## [Request]
Transcribe the records below exactly, leaving out any pictures.

## [The input]

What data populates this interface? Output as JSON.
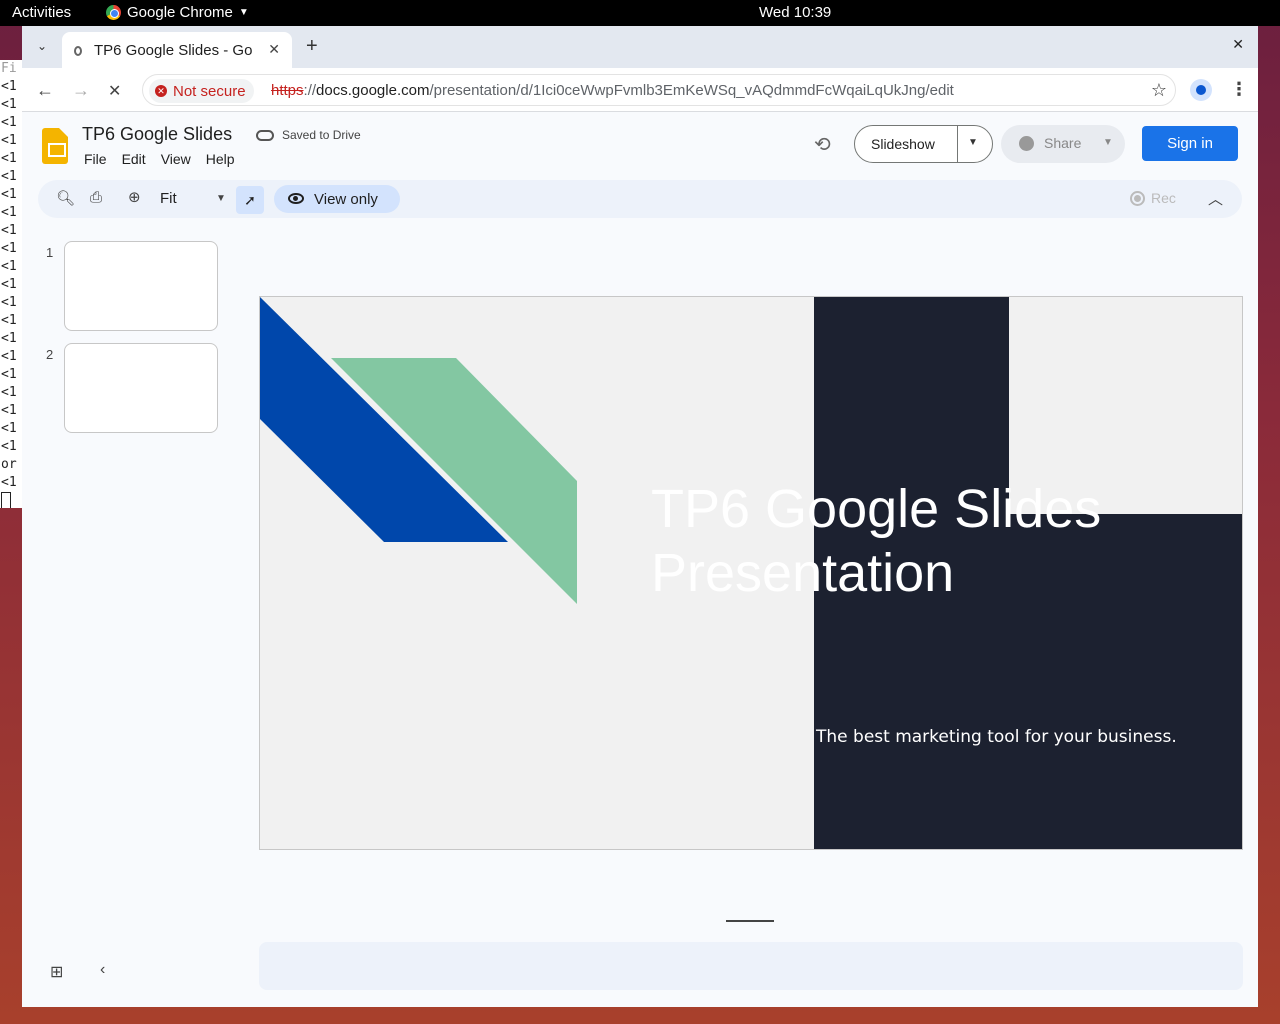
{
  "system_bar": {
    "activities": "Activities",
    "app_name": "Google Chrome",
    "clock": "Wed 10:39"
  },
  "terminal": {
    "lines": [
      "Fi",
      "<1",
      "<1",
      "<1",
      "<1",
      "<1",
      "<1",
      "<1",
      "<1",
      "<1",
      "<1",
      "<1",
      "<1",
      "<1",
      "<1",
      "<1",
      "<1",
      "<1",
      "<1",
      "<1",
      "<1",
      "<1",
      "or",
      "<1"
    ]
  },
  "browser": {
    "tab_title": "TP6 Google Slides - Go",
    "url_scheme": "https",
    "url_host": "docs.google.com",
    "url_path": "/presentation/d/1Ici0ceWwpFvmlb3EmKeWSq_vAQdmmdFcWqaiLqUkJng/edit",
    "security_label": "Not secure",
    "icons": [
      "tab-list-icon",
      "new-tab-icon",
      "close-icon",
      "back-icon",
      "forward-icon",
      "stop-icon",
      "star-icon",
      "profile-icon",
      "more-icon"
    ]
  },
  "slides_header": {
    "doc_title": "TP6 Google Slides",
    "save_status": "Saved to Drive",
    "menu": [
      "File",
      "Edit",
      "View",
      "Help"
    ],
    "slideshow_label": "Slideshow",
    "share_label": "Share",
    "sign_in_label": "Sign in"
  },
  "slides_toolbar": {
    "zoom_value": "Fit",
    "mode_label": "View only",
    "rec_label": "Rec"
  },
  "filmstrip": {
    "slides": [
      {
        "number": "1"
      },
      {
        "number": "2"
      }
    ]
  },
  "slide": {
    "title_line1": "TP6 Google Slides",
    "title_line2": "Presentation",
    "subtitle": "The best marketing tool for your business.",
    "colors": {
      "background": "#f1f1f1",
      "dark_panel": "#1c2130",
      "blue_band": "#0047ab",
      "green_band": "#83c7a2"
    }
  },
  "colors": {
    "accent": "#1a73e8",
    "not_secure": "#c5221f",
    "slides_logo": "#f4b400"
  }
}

## [Answer to this problem]
What data populates this interface? Output as JSON.
{
  "system_bar": {
    "activities": "Activities",
    "app_name": "Google Chrome",
    "clock": "Wed 10:39"
  },
  "terminal": {
    "lines": [
      "Fi",
      "<1",
      "<1",
      "<1",
      "<1",
      "<1",
      "<1",
      "<1",
      "<1",
      "<1",
      "<1",
      "<1",
      "<1",
      "<1",
      "<1",
      "<1",
      "<1",
      "<1",
      "<1",
      "<1",
      "<1",
      "<1",
      "or",
      "<1"
    ]
  },
  "browser": {
    "tab_title": "TP6 Google Slides - Go",
    "url_scheme": "https",
    "url_host": "docs.google.com",
    "url_path": "/presentation/d/1Ici0ceWwpFvmlb3EmKeWSq_vAQdmmdFcWqaiLqUkJng/edit",
    "security_label": "Not secure",
    "icons": [
      "tab-list-icon",
      "new-tab-icon",
      "close-icon",
      "back-icon",
      "forward-icon",
      "stop-icon",
      "star-icon",
      "profile-icon",
      "more-icon"
    ]
  },
  "slides_header": {
    "doc_title": "TP6 Google Slides",
    "save_status": "Saved to Drive",
    "menu": [
      "File",
      "Edit",
      "View",
      "Help"
    ],
    "slideshow_label": "Slideshow",
    "share_label": "Share",
    "sign_in_label": "Sign in"
  },
  "slides_toolbar": {
    "zoom_value": "Fit",
    "mode_label": "View only",
    "rec_label": "Rec"
  },
  "filmstrip": {
    "slides": [
      {
        "number": "1"
      },
      {
        "number": "2"
      }
    ]
  },
  "slide": {
    "title_line1": "TP6 Google Slides",
    "title_line2": "Presentation",
    "subtitle": "The best marketing tool for your business.",
    "colors": {
      "background": "#f1f1f1",
      "dark_panel": "#1c2130",
      "blue_band": "#0047ab",
      "green_band": "#83c7a2"
    }
  },
  "colors": {
    "accent": "#1a73e8",
    "not_secure": "#c5221f",
    "slides_logo": "#f4b400"
  }
}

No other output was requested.